CONSIGNES.
Répondez à ces questions sur le texte consacré à l'A69, placé ci-dessous :
1. Quel tribunal doit rendre une décision sur le chantier ?
2. Quand l'État a-t-il délivré l'autorisation environnementale ?
3. Selon le rapporteur public, qu'est-ce qui manque pour justifier la destruction d'espèces protégées ?

TEXTE CITÉ.
3363-La justice va-t-elle stopper le chantier de l’A69 ? 2 posts
La justice va-t-elle stopper le chantier de l’A69 : retour vers le futur
Faudra-t-il tout arrêter à un an de la fin du chantier de l’A69, ce petit bout d’autoroute qui déchaîne les passions ? Rien n’est moins sûr à la veille de la décision du tribunal administratif de Toulouse, qui pourrait annuler l’autorisation environnementale délivrée par l’État en mars 2023. Au centre de la Ville rose, où la notion d’enclavement n’est pas forcément la même que dans le Tarn rural, le rapporteur public a considéré "qu’il n’y avait pas de raison impérative d’intérêt public majeur" qui justifie la destruction d’espèces protégées.

LIGNES FOURNIES.
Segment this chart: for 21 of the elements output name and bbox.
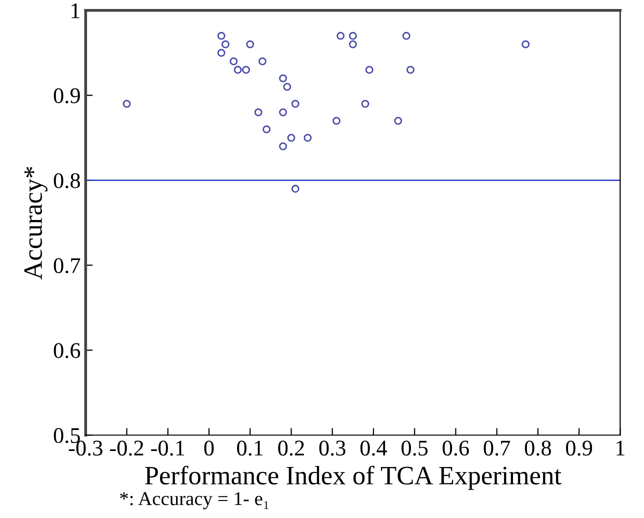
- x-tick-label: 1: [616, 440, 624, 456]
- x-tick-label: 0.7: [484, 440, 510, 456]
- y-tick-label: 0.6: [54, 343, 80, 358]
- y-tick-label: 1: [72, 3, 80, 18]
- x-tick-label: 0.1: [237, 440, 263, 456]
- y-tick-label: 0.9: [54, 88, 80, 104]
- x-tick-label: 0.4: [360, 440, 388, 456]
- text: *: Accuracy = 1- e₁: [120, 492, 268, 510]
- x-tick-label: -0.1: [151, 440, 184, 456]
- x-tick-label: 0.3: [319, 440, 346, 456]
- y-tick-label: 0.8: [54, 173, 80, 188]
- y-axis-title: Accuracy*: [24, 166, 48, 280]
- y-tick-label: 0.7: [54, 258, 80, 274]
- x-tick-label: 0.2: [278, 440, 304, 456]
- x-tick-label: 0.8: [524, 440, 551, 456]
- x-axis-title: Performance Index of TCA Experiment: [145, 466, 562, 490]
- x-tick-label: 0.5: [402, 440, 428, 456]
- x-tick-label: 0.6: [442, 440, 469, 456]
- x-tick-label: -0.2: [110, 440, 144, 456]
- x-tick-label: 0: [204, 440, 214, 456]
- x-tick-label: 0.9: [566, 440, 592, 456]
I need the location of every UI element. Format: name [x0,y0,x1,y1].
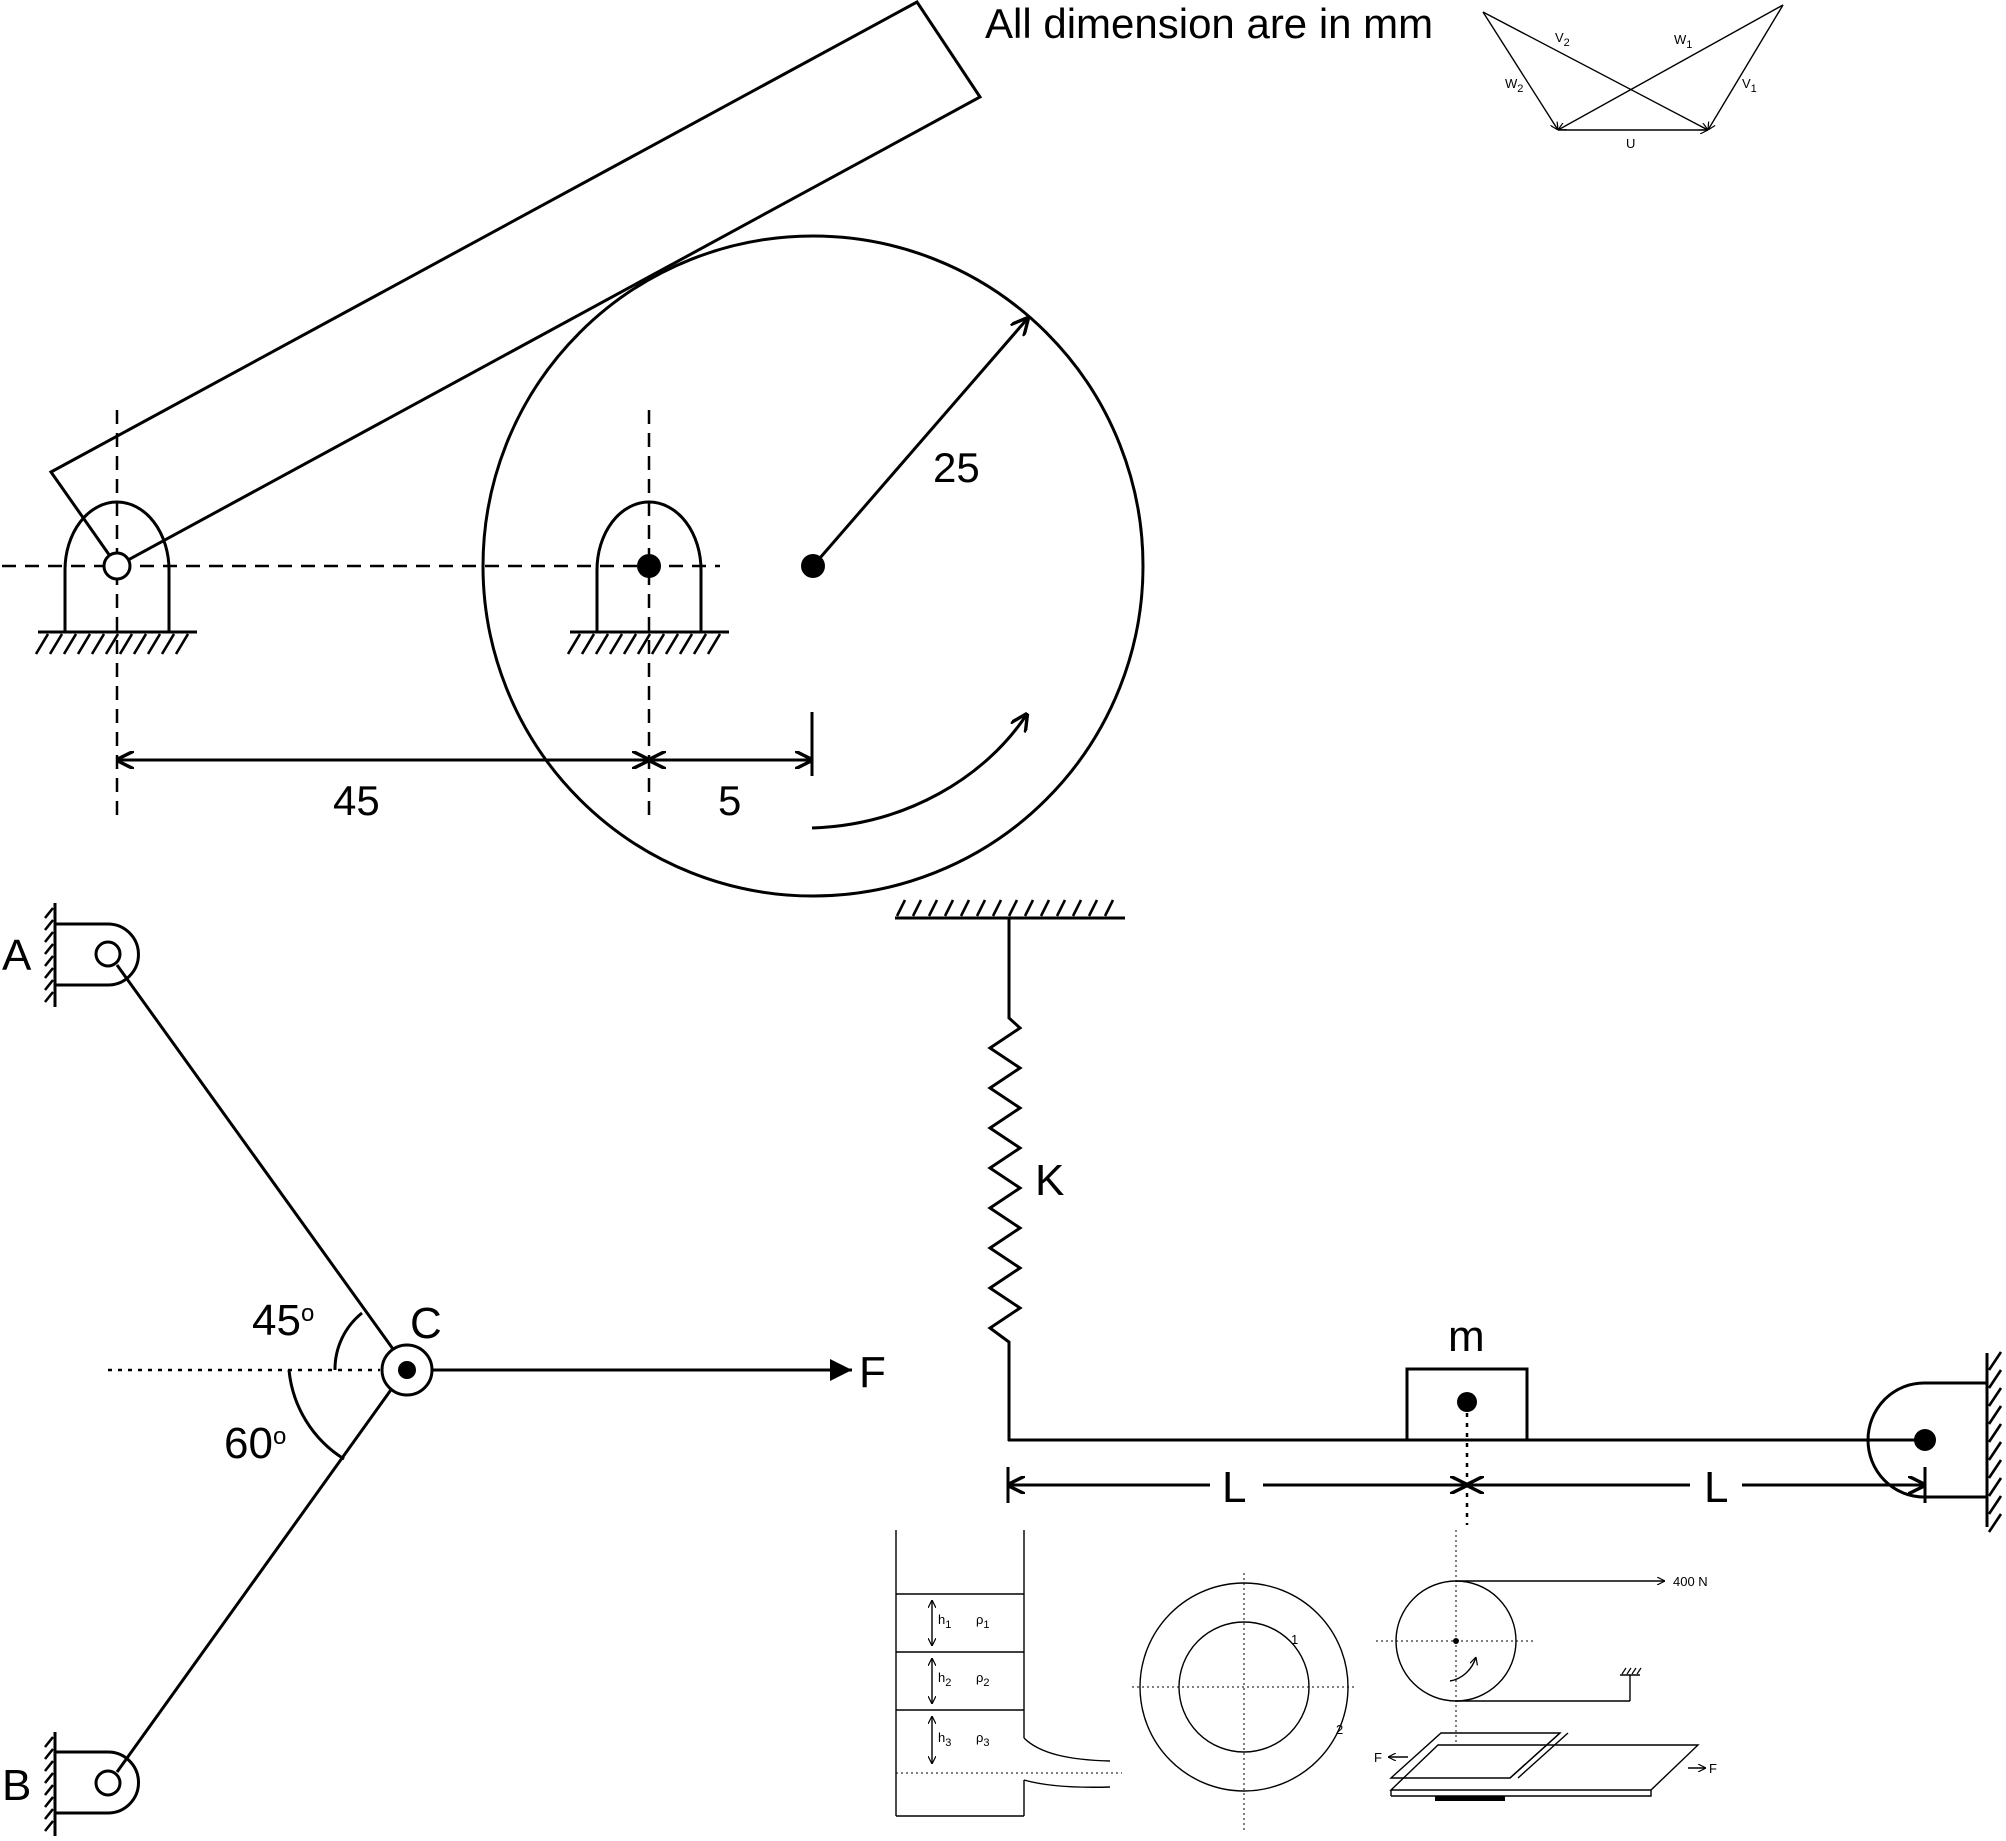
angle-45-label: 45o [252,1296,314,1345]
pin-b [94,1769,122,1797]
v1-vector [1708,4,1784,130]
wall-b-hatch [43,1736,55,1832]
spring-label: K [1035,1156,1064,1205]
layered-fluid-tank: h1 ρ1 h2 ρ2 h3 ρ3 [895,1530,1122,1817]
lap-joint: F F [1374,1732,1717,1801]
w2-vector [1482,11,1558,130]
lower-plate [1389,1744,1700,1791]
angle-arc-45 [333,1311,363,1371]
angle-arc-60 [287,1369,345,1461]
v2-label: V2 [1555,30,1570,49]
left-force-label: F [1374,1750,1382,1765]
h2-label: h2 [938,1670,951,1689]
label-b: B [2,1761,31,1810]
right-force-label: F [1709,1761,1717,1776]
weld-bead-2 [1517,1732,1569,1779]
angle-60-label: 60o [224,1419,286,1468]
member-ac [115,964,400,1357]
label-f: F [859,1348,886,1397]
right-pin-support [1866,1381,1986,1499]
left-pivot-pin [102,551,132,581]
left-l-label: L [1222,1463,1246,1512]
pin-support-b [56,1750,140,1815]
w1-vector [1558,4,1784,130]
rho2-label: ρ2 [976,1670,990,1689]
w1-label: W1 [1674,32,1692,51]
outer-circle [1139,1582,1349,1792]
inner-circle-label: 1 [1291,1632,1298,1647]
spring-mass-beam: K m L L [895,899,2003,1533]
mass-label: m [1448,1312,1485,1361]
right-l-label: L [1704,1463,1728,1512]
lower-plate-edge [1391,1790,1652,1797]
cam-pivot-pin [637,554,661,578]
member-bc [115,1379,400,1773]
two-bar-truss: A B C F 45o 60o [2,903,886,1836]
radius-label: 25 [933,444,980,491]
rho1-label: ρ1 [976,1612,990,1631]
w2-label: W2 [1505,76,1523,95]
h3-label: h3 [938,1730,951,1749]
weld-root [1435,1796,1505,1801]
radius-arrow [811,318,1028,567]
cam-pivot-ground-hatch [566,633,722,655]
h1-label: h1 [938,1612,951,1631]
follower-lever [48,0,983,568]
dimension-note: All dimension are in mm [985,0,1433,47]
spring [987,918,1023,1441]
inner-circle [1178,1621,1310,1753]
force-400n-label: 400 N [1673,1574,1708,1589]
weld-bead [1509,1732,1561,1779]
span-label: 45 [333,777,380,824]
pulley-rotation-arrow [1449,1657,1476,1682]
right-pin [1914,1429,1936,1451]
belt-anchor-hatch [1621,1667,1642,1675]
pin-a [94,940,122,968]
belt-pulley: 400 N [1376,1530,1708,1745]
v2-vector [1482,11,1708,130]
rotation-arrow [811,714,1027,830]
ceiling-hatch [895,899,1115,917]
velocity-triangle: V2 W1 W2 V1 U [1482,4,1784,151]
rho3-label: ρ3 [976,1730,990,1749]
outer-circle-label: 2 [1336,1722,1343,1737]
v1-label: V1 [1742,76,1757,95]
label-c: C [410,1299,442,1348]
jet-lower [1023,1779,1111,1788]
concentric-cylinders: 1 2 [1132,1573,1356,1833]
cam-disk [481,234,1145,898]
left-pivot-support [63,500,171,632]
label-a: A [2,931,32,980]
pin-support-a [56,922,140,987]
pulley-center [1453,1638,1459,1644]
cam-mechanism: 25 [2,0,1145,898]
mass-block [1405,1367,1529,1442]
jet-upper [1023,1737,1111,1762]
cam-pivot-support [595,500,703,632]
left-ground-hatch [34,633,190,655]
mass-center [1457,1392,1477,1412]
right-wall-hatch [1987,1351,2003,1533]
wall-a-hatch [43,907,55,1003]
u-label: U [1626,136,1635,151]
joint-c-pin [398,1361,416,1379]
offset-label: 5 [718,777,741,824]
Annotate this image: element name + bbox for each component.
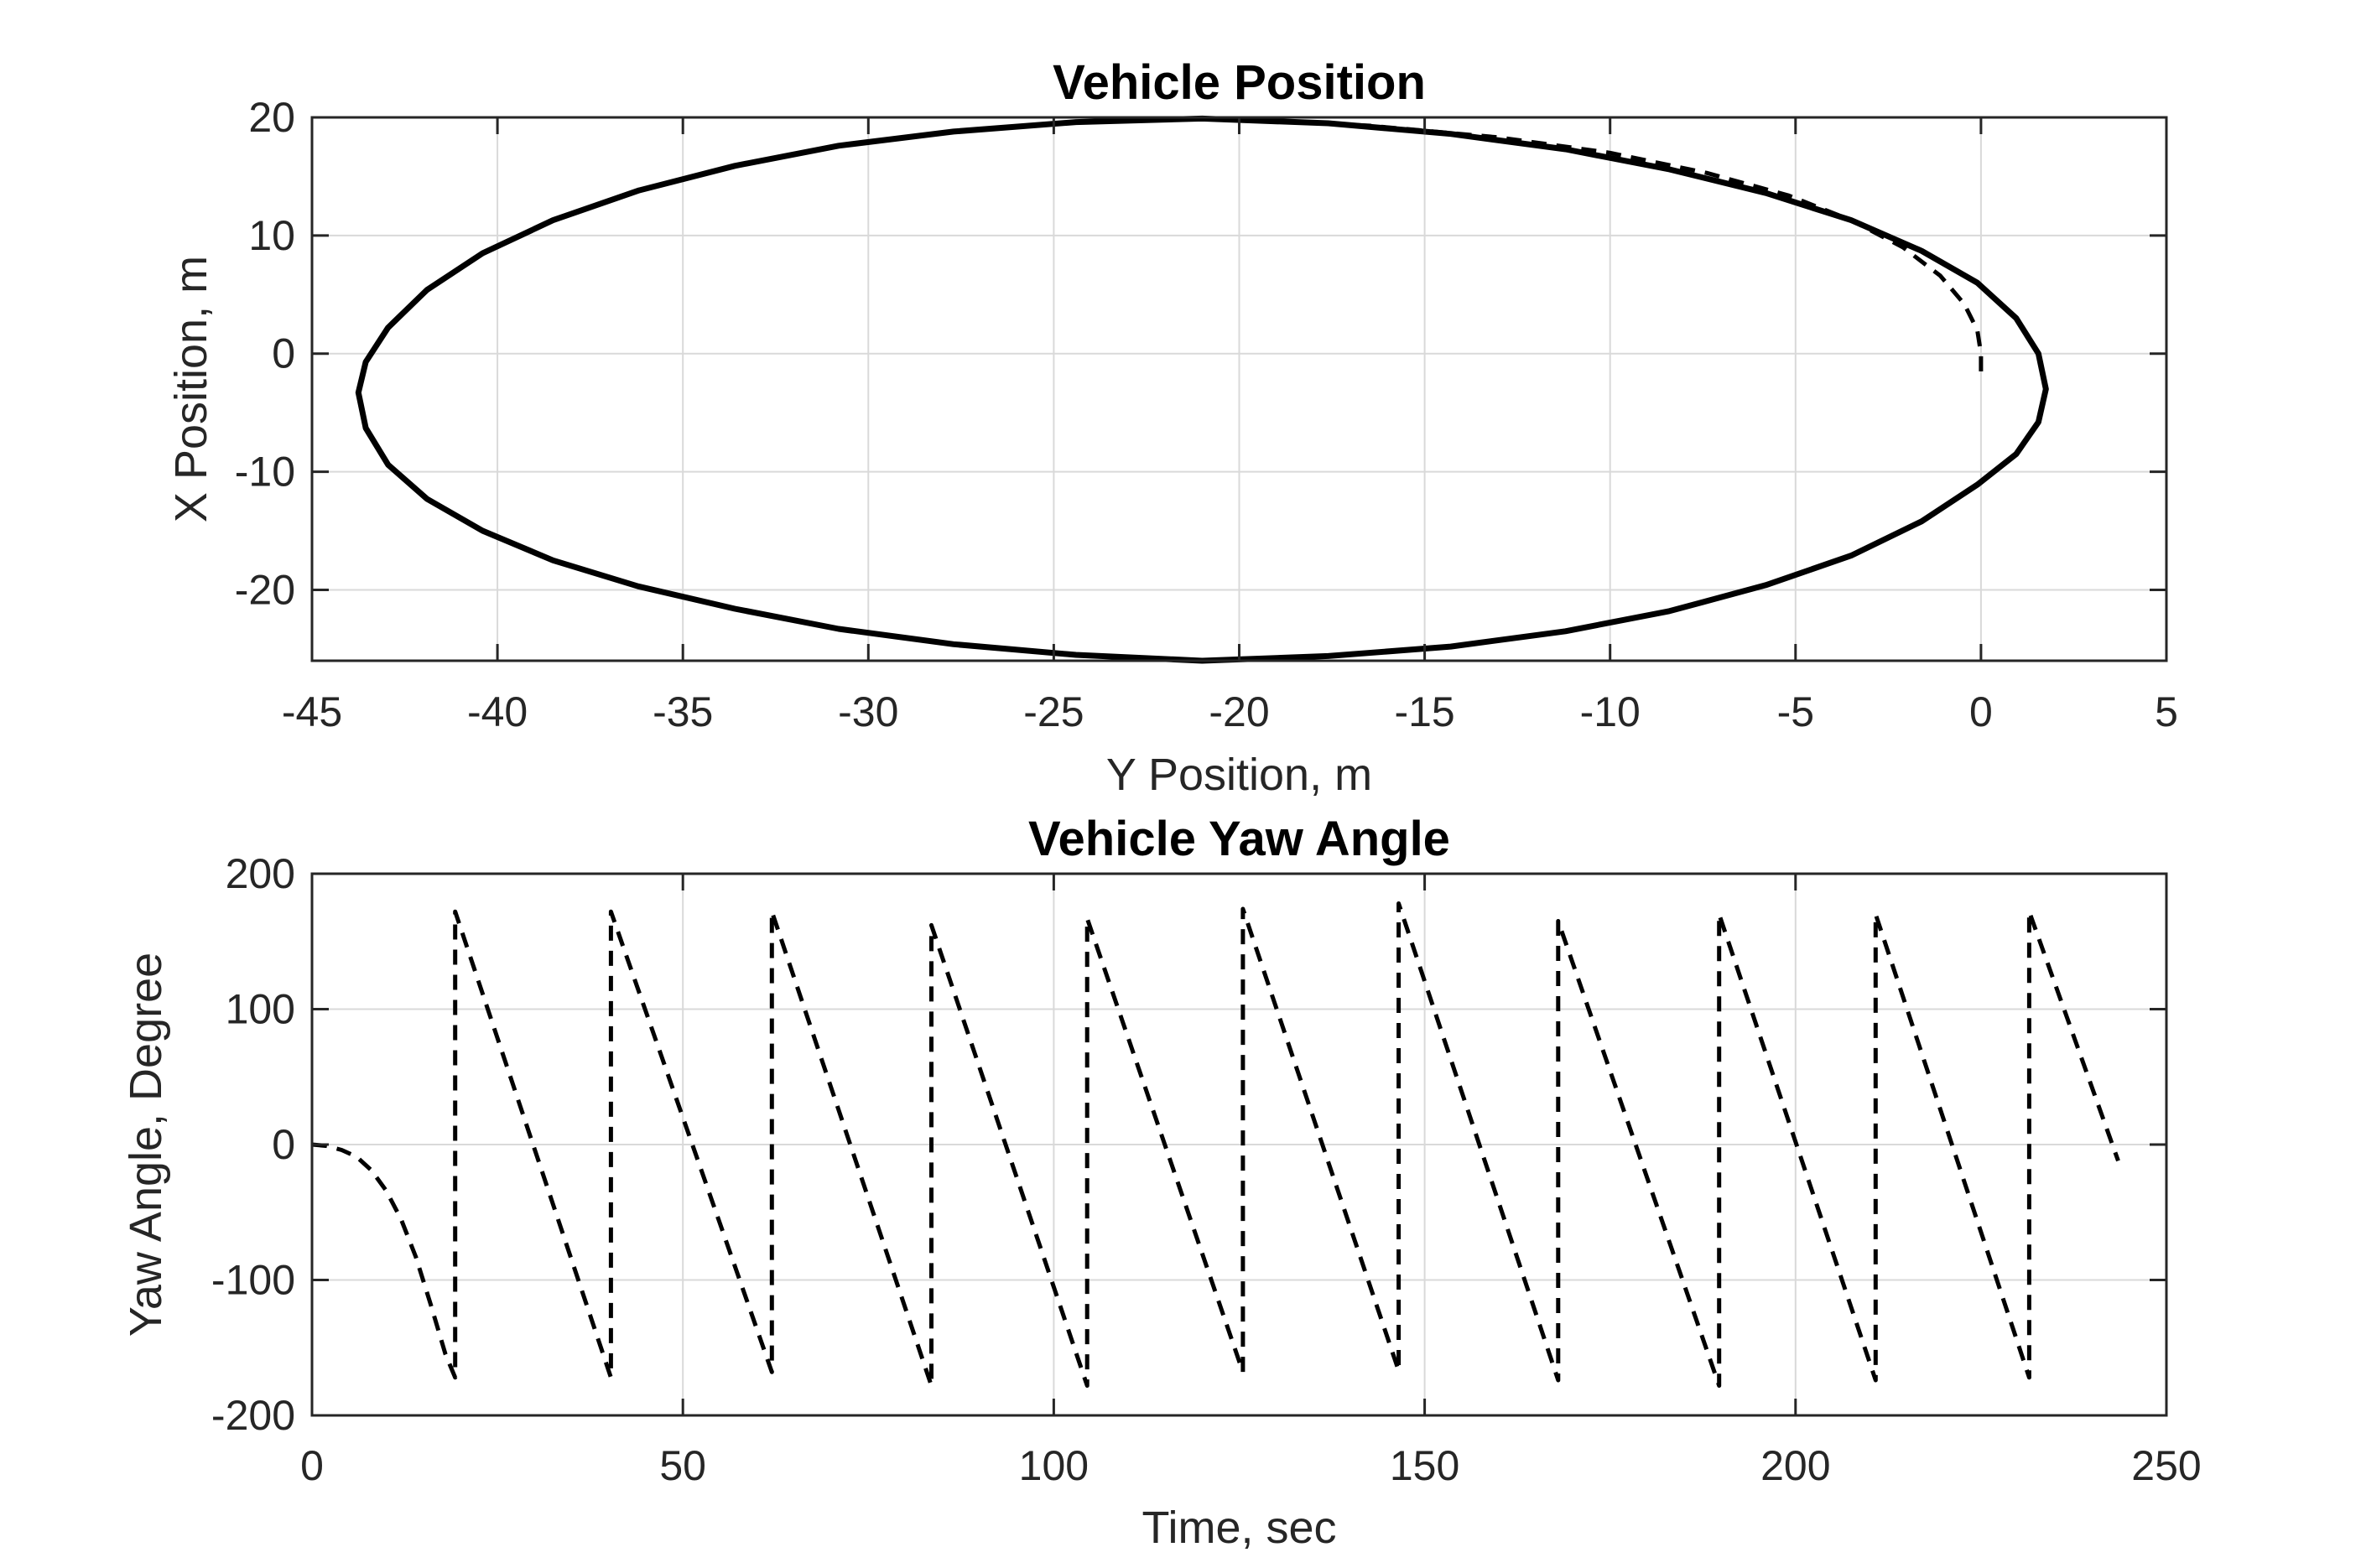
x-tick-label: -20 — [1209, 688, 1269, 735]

RÉPONSE.
1. Le tribunal administratif de Toulouse.
2. En mars 2023.
3. Une raison impérative d'intérêt public majeur.